# START OF TASK DATA

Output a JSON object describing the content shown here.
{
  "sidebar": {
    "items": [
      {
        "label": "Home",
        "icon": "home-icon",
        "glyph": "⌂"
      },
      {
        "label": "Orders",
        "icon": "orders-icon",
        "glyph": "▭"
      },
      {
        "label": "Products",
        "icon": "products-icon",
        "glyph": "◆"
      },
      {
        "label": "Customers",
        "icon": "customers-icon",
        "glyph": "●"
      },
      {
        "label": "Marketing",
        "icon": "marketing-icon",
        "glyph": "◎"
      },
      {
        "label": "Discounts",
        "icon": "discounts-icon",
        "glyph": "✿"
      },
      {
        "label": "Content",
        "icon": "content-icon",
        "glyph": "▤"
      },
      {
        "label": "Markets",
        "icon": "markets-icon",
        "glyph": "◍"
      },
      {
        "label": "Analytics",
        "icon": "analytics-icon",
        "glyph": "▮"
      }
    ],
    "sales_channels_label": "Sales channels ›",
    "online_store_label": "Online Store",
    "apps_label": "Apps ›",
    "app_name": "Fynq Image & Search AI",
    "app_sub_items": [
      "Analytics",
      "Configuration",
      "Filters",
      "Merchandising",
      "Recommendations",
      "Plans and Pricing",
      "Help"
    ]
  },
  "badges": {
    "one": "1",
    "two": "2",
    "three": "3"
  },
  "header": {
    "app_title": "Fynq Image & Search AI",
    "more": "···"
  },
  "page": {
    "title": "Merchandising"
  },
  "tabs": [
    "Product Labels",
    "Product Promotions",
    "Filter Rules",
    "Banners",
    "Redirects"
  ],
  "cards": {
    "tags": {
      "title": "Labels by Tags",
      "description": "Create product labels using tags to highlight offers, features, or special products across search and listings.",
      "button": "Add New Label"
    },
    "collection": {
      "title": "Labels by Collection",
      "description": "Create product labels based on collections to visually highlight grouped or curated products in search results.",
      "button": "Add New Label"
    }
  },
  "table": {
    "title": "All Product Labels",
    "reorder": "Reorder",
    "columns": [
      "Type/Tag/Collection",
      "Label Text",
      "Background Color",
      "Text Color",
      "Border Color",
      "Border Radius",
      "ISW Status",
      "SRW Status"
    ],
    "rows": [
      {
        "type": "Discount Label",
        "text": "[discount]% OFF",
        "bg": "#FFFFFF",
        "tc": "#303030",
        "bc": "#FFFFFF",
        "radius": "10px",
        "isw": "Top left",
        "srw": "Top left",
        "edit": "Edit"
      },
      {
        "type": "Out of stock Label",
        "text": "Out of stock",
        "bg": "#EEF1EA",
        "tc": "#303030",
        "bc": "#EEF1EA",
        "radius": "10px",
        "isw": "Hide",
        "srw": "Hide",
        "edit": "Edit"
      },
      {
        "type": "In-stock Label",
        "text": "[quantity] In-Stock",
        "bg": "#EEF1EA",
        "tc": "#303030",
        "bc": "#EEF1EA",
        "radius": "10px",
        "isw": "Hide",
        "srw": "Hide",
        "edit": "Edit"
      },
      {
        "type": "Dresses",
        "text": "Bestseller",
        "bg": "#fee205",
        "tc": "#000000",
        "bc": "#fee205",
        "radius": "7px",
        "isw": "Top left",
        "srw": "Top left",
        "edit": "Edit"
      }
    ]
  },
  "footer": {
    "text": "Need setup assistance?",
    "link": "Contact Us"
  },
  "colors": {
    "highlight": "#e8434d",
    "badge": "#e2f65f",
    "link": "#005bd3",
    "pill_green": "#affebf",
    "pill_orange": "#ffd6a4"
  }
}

# END OF TASK DATA

• REQUIRED TASK
Print every line of the records exactly. Omit nothing.

• FULL OUTPUT
Output a JSON object describing the content shown here.
{
  "sidebar": {
    "items": [
      {
        "label": "Home",
        "icon": "home-icon",
        "glyph": "⌂"
      },
      {
        "label": "Orders",
        "icon": "orders-icon",
        "glyph": "▭"
      },
      {
        "label": "Products",
        "icon": "products-icon",
        "glyph": "◆"
      },
      {
        "label": "Customers",
        "icon": "customers-icon",
        "glyph": "●"
      },
      {
        "label": "Marketing",
        "icon": "marketing-icon",
        "glyph": "◎"
      },
      {
        "label": "Discounts",
        "icon": "discounts-icon",
        "glyph": "✿"
      },
      {
        "label": "Content",
        "icon": "content-icon",
        "glyph": "▤"
      },
      {
        "label": "Markets",
        "icon": "markets-icon",
        "glyph": "◍"
      },
      {
        "label": "Analytics",
        "icon": "analytics-icon",
        "glyph": "▮"
      }
    ],
    "sales_channels_label": "Sales channels ›",
    "online_store_label": "Online Store",
    "apps_label": "Apps ›",
    "app_name": "Fynq Image & Search AI",
    "app_sub_items": [
      "Analytics",
      "Configuration",
      "Filters",
      "Merchandising",
      "Recommendations",
      "Plans and Pricing",
      "Help"
    ]
  },
  "badges": {
    "one": "1",
    "two": "2",
    "three": "3"
  },
  "header": {
    "app_title": "Fynq Image & Search AI",
    "more": "···"
  },
  "page": {
    "title": "Merchandising"
  },
  "tabs": [
    "Product Labels",
    "Product Promotions",
    "Filter Rules",
    "Banners",
    "Redirects"
  ],
  "cards": {
    "tags": {
      "title": "Labels by Tags",
      "description": "Create product labels using tags to highlight offers, features, or special products across search and listings.",
      "button": "Add New Label"
    },
    "collection": {
      "title": "Labels by Collection",
      "description": "Create product labels based on collections to visually highlight grouped or curated products in search results.",
      "button": "Add New Label"
    }
  },
  "table": {
    "title": "All Product Labels",
    "reorder": "Reorder",
    "columns": [
      "Type/Tag/Collection",
      "Label Text",
      "Background Color",
      "Text Color",
      "Border Color",
      "Border Radius",
      "ISW Status",
      "SRW Status"
    ],
    "rows": [
      {
        "type": "Discount Label",
        "text": "[discount]% OFF",
        "bg": "#FFFFFF",
        "tc": "#303030",
        "bc": "#FFFFFF",
        "radius": "10px",
        "isw": "Top left",
        "srw": "Top left",
        "edit": "Edit"
      },
      {
        "type": "Out of stock Label",
        "text": "Out of stock",
        "bg": "#EEF1EA",
        "tc": "#303030",
        "bc": "#EEF1EA",
        "radius": "10px",
        "isw": "Hide",
        "srw": "Hide",
        "edit": "Edit"
      },
      {
        "type": "In-stock Label",
        "text": "[quantity] In-Stock",
        "bg": "#EEF1EA",
        "tc": "#303030",
        "bc": "#EEF1EA",
        "radius": "10px",
        "isw": "Hide",
        "srw": "Hide",
        "edit": "Edit"
      },
      {
        "type": "Dresses",
        "text": "Bestseller",
        "bg": "#fee205",
        "tc": "#000000",
        "bc": "#fee205",
        "radius": "7px",
        "isw": "Top left",
        "srw": "Top left",
        "edit": "Edit"
      }
    ]
  },
  "footer": {
    "text": "Need setup assistance?",
    "link": "Contact Us"
  },
  "colors": {
    "highlight": "#e8434d",
    "badge": "#e2f65f",
    "link": "#005bd3",
    "pill_green": "#affebf",
    "pill_orange": "#ffd6a4"
  }
}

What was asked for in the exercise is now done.